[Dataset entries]
* Start *

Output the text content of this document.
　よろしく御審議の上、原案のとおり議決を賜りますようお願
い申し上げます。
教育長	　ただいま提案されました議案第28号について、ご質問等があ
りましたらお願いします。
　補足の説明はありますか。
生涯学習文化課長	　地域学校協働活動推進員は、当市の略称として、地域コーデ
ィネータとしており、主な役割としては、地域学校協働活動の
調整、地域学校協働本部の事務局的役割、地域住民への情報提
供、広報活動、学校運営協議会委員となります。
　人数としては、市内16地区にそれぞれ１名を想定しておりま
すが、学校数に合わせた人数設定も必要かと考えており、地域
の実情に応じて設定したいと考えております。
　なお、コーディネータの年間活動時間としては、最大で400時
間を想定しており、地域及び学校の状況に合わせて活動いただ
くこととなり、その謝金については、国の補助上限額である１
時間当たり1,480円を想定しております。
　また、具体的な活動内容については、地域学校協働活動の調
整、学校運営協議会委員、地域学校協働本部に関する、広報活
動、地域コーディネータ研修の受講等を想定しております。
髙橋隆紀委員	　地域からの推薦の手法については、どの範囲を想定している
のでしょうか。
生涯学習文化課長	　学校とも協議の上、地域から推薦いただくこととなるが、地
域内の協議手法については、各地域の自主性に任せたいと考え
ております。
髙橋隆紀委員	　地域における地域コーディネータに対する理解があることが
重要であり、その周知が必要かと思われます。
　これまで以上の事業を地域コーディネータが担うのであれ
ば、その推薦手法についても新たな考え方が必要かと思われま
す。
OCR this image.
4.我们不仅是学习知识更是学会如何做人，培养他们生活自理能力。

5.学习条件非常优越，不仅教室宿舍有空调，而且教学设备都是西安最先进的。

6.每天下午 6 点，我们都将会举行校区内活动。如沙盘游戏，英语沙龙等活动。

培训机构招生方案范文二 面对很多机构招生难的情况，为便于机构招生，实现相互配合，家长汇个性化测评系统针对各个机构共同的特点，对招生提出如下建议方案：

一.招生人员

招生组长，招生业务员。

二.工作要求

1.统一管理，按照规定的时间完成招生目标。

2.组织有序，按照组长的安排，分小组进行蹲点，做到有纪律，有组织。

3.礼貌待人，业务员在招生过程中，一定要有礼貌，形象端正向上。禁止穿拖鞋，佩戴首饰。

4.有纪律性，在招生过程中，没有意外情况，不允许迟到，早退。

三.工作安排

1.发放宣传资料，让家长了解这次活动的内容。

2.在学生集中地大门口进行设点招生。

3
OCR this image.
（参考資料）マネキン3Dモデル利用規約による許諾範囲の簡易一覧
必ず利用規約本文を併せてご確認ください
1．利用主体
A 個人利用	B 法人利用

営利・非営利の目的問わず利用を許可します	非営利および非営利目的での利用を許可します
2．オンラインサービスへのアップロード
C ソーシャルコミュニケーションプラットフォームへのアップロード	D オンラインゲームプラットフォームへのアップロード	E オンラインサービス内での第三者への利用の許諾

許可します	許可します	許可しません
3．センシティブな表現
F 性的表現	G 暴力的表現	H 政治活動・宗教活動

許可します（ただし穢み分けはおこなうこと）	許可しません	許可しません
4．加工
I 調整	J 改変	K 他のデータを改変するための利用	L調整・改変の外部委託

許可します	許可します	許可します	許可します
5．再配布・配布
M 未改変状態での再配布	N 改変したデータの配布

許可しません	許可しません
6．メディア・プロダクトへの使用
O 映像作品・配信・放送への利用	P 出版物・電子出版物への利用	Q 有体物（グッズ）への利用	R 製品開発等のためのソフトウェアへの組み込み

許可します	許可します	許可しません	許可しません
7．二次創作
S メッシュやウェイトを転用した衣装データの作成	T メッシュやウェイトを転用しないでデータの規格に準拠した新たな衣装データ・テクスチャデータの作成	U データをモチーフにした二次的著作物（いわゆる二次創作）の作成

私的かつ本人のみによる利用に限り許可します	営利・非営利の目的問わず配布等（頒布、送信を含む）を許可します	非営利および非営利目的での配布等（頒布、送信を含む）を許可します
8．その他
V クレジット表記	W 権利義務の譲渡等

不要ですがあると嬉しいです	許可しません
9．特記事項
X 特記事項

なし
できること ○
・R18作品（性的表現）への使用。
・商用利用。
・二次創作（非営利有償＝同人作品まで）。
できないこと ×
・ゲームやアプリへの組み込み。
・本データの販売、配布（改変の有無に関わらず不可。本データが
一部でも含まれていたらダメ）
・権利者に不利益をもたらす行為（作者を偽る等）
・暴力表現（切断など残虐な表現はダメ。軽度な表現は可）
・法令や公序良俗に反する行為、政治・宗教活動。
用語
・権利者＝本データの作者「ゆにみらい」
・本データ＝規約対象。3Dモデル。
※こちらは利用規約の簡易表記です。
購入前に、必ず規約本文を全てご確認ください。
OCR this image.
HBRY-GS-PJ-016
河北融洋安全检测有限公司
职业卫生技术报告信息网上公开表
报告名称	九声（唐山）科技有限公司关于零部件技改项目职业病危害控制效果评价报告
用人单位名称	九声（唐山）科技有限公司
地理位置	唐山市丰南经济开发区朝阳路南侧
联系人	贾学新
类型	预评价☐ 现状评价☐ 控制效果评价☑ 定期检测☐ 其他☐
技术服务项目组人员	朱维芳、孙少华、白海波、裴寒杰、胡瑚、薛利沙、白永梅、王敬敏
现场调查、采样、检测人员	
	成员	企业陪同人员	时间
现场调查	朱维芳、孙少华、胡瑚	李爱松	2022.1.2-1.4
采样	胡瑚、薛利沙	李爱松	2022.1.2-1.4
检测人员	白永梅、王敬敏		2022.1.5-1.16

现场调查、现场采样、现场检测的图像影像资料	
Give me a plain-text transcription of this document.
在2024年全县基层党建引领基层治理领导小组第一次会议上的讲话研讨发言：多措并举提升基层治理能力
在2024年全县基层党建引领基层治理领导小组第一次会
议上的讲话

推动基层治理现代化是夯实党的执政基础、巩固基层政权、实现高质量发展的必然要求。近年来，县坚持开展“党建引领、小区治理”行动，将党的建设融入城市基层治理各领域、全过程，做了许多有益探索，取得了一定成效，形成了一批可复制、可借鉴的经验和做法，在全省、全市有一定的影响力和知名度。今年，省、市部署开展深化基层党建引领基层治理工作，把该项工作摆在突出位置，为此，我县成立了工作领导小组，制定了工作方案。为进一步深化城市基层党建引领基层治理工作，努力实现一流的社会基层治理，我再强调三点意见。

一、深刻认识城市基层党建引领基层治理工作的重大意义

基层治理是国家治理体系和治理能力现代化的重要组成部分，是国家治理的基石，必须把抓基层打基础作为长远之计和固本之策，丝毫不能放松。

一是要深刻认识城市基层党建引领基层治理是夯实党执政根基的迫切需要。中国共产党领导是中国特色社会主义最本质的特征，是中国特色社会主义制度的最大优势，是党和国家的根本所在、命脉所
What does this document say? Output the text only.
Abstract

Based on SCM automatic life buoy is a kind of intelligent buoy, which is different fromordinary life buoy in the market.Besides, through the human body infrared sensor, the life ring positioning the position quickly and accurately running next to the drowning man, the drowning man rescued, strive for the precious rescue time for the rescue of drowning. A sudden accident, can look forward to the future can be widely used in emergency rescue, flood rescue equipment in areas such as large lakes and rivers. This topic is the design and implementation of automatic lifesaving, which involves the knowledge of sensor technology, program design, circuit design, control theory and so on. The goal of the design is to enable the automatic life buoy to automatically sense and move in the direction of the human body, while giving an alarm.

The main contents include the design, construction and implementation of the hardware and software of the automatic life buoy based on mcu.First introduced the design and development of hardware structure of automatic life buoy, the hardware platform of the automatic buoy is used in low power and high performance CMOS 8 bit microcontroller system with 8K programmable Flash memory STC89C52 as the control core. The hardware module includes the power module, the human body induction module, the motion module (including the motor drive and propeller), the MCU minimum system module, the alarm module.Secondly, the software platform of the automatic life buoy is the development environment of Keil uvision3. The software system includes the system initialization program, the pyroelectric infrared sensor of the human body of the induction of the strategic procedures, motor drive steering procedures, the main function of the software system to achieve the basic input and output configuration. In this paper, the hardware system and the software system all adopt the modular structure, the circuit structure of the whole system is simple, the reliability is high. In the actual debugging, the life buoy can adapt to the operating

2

* End *

- PROBLEM DETAILS -
Find and copy each line above that includes the string "許可しません".

- ANSWER FOR THE TASK -
許可します	許可します	許可しません
許可します（ただし穢み分けはおこなうこと）	許可しません	許可しません
許可しません	許可しません
許可します	許可します	許可しません	許可しません
不要ですがあると嬉しいです	許可しません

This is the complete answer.